■ DATA SECTION
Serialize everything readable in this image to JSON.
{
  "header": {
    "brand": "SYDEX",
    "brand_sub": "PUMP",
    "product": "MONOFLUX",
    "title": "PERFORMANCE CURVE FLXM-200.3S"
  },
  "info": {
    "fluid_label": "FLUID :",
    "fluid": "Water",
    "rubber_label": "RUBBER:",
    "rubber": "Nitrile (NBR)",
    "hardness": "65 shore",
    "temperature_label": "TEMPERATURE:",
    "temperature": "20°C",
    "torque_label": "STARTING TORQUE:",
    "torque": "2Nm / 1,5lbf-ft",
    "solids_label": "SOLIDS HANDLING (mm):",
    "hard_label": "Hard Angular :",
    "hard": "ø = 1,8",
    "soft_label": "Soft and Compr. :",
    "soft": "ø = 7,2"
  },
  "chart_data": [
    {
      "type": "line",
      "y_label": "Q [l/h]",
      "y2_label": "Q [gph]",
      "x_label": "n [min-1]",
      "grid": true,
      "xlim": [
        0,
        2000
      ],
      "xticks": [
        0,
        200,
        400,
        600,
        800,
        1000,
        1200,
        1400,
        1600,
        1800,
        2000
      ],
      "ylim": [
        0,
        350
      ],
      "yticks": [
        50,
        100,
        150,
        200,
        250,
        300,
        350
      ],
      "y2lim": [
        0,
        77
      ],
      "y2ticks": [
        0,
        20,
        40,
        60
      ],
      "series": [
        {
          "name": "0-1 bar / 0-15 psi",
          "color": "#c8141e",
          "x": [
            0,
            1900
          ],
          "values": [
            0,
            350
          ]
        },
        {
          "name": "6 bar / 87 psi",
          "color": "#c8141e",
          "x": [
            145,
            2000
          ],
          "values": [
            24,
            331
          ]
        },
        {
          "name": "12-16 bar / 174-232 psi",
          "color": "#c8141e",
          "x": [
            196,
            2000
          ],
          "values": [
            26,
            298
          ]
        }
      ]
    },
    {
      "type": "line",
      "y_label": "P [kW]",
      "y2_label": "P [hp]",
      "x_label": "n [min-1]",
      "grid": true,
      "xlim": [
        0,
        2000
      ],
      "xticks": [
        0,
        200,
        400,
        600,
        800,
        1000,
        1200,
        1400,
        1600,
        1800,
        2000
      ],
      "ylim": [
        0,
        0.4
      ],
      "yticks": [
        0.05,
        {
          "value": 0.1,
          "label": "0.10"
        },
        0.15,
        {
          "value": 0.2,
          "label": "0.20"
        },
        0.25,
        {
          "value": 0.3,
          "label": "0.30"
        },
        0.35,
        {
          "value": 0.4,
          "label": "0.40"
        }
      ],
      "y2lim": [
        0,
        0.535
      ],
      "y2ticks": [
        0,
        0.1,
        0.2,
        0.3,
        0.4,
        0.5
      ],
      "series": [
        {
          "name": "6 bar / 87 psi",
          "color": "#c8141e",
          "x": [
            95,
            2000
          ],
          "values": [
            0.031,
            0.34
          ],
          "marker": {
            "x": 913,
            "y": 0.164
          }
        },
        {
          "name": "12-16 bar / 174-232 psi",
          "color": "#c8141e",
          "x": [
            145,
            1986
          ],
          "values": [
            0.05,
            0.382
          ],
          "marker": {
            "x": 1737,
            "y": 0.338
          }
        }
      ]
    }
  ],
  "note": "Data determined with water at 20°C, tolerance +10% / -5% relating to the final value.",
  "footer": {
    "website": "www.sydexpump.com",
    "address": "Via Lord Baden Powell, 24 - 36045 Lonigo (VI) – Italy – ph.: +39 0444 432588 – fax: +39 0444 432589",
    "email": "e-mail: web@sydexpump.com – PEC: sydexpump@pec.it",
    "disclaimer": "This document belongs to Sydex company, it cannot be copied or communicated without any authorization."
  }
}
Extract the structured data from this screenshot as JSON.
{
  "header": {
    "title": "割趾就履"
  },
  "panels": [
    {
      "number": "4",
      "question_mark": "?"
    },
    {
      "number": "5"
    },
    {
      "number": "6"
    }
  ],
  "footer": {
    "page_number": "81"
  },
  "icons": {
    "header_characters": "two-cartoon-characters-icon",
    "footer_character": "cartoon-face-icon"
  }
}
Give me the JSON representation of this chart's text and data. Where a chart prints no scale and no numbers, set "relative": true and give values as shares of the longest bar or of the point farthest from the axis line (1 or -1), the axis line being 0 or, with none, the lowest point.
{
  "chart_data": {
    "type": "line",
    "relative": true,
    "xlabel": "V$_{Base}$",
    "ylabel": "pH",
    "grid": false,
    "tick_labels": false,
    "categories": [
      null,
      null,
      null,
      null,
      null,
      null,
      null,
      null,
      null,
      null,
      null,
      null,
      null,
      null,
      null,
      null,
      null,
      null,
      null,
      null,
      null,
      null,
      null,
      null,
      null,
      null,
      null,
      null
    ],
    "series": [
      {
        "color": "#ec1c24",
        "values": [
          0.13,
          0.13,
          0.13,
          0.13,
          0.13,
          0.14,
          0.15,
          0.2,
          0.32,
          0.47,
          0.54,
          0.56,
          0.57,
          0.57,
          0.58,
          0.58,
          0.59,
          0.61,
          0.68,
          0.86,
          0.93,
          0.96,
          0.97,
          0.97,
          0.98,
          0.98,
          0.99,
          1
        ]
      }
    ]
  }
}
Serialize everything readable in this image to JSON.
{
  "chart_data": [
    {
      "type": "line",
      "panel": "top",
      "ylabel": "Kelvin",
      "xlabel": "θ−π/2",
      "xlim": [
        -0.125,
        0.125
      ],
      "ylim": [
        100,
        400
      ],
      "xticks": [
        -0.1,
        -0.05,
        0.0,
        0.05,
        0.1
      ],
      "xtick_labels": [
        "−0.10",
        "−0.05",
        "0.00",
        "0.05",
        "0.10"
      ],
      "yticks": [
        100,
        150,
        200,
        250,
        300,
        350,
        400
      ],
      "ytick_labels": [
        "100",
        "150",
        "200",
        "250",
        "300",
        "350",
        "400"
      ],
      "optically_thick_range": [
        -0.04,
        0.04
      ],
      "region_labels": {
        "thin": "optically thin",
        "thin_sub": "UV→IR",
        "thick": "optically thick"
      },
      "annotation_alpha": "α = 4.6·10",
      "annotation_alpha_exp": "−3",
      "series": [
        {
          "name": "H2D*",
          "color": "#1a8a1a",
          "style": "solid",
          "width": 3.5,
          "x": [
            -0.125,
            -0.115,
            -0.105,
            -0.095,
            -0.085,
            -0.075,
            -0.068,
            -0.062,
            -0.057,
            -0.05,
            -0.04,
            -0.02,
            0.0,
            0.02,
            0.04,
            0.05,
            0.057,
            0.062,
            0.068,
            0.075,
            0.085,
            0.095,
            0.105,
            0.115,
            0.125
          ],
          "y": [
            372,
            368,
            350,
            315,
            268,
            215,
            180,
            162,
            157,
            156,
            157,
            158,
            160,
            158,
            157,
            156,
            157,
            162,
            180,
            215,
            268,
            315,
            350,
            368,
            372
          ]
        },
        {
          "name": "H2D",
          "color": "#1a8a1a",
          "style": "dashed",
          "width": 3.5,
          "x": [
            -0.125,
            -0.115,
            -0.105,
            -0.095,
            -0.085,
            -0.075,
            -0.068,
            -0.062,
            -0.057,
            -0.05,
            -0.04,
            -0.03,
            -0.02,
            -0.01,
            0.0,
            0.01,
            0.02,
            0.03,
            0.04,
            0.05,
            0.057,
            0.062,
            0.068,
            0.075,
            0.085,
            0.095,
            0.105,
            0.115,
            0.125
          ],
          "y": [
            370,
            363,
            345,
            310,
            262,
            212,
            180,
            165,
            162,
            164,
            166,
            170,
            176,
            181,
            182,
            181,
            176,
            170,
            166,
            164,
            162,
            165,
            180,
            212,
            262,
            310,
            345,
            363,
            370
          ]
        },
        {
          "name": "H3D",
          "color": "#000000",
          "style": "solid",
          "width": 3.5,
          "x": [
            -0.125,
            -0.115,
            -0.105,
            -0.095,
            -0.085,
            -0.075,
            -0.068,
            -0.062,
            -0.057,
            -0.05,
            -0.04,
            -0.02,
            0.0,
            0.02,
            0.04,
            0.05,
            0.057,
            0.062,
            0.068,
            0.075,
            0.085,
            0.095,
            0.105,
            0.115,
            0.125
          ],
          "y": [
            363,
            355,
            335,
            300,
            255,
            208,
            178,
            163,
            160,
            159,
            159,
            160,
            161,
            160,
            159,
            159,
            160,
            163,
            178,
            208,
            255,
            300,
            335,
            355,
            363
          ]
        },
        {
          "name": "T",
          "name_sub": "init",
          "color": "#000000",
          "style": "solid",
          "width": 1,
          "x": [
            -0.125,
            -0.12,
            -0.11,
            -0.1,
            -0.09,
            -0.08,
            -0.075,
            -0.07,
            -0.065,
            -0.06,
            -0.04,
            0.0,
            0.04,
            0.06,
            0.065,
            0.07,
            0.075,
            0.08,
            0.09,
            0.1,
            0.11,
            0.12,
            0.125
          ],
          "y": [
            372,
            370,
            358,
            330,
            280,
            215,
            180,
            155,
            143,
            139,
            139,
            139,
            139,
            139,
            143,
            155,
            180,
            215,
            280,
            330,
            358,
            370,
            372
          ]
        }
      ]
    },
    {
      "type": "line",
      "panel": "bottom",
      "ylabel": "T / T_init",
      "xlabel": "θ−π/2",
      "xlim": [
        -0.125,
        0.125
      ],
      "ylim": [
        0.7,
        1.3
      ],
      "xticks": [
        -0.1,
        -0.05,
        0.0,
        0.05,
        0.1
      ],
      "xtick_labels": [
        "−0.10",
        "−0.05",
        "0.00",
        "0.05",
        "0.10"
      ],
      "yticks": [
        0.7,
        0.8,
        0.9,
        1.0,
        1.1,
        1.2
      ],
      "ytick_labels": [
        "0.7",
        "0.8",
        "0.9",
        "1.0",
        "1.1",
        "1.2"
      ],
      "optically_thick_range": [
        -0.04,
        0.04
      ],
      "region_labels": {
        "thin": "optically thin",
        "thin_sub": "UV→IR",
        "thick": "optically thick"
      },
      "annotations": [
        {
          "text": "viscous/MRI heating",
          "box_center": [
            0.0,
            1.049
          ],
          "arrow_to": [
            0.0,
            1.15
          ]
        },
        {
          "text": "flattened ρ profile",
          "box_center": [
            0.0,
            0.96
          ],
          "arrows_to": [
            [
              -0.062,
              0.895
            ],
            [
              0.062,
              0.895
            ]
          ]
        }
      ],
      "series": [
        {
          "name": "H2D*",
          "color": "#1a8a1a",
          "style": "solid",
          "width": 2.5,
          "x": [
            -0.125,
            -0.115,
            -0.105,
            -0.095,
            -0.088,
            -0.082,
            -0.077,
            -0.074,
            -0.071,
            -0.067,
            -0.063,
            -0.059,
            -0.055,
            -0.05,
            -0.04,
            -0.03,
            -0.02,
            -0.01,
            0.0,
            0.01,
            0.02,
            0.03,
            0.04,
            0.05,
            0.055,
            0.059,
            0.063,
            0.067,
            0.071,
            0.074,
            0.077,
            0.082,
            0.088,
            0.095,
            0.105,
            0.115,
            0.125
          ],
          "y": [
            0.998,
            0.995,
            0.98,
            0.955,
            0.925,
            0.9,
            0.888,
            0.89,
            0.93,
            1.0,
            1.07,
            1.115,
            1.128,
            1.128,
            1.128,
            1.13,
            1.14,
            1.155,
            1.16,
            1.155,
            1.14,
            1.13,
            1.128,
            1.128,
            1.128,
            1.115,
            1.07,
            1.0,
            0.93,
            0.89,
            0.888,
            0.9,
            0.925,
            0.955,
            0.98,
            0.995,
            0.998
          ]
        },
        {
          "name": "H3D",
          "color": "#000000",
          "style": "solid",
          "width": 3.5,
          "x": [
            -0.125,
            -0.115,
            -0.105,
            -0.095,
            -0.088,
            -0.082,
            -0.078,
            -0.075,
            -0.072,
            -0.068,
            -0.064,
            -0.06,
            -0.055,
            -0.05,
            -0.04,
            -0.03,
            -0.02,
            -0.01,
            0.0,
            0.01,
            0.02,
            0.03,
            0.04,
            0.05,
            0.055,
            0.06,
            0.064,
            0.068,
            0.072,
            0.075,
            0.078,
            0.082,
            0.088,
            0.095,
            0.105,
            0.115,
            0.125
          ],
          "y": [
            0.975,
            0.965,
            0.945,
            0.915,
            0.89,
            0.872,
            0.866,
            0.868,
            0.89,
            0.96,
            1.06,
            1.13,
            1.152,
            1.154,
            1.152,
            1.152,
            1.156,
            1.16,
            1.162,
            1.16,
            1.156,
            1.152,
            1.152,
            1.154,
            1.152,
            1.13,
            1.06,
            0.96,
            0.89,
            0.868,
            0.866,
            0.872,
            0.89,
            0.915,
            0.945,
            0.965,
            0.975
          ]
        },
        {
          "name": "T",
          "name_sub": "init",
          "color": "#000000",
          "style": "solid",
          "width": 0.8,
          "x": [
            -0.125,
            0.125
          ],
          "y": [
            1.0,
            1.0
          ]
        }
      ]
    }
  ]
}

■ PROBLEM STATEMENT
Copy each line that contains the word "ylabel".

■ RESULT FOR THIS TASK
    "ylabel": "pH",
      "ylabel": "Kelvin",
      "ylabel": "T / T_init",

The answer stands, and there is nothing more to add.